**Supplied information**
◆ ◆ ◆ ◆ ◆

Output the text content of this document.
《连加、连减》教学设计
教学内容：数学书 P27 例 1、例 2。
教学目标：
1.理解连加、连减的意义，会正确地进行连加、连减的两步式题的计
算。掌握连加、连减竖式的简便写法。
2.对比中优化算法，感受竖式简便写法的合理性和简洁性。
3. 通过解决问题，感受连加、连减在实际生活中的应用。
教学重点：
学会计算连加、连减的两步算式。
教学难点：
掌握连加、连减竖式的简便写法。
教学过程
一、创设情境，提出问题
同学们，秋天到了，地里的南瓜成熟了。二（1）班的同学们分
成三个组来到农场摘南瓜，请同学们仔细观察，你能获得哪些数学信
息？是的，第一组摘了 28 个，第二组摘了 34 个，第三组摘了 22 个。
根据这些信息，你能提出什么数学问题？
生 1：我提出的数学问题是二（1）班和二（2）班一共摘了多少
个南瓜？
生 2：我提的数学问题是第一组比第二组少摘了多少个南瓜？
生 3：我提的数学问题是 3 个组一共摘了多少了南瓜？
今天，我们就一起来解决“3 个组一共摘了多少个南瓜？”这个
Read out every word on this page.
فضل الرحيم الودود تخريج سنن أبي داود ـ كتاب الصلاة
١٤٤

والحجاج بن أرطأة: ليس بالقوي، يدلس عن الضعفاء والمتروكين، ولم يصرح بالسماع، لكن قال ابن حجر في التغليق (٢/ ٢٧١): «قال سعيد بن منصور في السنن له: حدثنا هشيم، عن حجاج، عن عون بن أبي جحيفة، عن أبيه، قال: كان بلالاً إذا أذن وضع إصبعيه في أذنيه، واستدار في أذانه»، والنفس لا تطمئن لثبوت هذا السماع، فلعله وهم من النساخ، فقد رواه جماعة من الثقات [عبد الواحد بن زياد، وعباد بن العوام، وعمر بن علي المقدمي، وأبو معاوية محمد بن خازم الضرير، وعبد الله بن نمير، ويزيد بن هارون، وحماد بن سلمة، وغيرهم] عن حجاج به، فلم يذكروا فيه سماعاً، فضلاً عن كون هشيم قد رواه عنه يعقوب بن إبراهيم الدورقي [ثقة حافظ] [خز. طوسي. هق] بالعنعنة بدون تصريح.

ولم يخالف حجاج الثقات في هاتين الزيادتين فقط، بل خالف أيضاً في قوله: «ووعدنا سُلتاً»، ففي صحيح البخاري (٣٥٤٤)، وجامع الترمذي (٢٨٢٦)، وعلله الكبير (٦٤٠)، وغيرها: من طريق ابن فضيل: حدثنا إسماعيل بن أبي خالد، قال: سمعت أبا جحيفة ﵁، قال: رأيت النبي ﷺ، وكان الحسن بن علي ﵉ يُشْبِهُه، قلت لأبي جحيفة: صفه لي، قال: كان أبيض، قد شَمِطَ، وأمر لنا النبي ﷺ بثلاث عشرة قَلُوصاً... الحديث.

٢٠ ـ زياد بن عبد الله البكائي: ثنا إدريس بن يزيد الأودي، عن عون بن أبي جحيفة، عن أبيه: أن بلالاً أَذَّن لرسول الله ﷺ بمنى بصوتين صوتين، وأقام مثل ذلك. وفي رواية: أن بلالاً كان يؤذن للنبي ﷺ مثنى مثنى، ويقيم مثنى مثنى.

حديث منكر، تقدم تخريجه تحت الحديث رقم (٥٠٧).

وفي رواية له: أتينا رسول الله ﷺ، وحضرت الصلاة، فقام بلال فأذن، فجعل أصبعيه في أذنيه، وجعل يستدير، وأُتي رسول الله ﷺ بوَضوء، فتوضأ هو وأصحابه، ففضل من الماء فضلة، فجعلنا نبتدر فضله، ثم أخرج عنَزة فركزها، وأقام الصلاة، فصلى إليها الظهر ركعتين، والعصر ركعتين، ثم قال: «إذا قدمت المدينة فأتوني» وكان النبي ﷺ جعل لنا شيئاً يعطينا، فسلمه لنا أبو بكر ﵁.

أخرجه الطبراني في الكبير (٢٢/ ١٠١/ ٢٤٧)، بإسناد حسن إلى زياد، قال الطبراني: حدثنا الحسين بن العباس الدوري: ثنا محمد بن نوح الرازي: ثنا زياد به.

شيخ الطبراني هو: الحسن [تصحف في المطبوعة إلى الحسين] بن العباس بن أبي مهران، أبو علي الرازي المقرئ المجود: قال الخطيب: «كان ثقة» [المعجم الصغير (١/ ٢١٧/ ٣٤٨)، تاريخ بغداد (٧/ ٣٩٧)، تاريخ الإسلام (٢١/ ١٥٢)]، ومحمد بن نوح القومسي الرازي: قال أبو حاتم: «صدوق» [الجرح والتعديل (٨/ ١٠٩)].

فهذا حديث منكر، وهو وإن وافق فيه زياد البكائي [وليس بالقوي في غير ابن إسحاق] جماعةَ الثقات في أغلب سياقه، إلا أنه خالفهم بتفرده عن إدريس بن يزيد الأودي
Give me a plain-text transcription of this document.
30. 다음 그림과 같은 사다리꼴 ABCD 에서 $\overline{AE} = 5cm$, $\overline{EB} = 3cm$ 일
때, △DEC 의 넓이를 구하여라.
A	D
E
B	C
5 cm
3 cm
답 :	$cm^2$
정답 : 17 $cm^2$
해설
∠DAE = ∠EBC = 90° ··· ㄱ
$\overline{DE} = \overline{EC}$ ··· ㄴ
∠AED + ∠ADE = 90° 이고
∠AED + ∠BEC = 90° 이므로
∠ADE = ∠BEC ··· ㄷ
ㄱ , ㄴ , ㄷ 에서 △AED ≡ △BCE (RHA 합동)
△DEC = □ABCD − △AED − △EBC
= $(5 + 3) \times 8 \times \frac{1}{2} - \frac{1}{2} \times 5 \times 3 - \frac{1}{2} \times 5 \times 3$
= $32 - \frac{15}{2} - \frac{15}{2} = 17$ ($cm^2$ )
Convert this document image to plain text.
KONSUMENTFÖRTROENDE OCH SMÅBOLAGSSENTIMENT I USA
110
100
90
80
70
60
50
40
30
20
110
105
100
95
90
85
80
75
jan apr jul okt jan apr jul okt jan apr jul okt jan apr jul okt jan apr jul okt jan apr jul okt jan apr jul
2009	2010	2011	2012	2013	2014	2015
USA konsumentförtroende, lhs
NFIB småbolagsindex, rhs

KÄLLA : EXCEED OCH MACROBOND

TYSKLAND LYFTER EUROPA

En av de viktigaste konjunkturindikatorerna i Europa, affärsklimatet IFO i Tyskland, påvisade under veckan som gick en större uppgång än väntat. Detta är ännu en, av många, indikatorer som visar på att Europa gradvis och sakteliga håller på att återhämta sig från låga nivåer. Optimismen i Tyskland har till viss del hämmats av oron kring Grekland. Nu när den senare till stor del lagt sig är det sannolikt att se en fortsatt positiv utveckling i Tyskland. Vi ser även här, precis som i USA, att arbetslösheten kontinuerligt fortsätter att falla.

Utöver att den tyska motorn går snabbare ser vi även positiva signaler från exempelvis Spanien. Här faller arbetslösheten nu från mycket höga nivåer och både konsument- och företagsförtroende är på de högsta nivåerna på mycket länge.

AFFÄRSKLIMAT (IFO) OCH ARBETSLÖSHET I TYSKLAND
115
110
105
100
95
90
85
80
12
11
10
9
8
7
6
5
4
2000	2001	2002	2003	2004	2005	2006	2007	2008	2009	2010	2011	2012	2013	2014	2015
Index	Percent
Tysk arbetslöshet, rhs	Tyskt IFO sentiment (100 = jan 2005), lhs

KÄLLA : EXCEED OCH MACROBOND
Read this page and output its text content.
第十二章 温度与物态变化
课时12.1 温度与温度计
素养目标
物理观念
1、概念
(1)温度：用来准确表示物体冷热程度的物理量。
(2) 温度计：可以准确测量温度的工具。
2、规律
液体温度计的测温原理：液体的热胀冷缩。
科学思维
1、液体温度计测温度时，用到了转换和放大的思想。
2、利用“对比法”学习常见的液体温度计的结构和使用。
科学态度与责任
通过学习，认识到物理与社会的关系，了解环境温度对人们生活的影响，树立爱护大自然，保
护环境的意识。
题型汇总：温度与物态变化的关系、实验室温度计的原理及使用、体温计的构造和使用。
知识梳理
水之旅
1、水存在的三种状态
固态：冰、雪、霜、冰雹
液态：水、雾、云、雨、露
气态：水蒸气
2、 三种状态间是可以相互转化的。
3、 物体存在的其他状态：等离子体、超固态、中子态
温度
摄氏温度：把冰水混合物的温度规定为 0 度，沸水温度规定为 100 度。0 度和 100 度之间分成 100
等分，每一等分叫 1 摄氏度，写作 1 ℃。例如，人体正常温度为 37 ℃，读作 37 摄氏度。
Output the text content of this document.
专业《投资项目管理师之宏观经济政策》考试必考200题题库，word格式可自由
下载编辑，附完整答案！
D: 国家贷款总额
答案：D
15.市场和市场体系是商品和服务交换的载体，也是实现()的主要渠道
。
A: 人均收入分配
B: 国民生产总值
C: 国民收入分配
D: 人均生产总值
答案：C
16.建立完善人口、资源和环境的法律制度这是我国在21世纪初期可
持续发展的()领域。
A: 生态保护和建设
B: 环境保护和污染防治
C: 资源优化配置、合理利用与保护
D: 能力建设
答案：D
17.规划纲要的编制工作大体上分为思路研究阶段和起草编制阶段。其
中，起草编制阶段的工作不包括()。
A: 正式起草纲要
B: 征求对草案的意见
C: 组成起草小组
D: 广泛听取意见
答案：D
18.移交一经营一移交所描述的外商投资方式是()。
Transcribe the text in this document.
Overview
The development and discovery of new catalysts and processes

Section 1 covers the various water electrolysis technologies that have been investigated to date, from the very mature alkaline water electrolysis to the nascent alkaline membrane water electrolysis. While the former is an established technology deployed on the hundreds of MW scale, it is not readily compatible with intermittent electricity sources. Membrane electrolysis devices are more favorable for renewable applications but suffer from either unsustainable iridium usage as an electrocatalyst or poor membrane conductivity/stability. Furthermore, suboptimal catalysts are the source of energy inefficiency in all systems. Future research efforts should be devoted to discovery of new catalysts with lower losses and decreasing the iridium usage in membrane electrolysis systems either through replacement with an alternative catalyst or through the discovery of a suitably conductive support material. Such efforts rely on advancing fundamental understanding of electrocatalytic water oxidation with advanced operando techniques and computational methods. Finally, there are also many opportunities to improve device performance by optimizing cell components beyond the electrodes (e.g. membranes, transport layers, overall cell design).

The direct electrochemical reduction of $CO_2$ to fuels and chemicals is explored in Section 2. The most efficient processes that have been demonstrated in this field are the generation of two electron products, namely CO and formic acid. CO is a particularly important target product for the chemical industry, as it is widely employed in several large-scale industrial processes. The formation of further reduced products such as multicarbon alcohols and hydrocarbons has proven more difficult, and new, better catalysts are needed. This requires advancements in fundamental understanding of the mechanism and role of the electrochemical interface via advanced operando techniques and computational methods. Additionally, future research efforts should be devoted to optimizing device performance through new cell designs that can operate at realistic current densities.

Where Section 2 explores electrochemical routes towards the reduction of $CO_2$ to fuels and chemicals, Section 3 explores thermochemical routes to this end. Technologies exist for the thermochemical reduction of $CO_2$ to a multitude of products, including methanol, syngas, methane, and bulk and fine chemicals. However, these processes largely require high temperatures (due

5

◆ ◆ ◆ ◆ ◆

**Stated problem**
Copy down every line of the entries containing the word "الرازي".

**Answer**
أخرجه الطبراني في الكبير (٢٢/ ١٠١/ ٢٤٧)، بإسناد حسن إلى زياد، قال الطبراني: حدثنا الحسين بن العباس الدوري: ثنا محمد بن نوح الرازي: ثنا زياد به.
شيخ الطبراني هو: الحسن [تصحف في المطبوعة إلى الحسين] بن العباس بن أبي مهران، أبو علي الرازي المقرئ المجود: قال الخطيب: «كان ثقة» [المعجم الصغير (١/ ٢١٧/ ٣٤٨)، تاريخ بغداد (٧/ ٣٩٧)، تاريخ الإسلام (٢١/ ١٥٢)]، ومحمد بن نوح القومسي الرازي: قال أبو حاتم: «صدوق» [الجرح والتعديل (٨/ ١٠٩)].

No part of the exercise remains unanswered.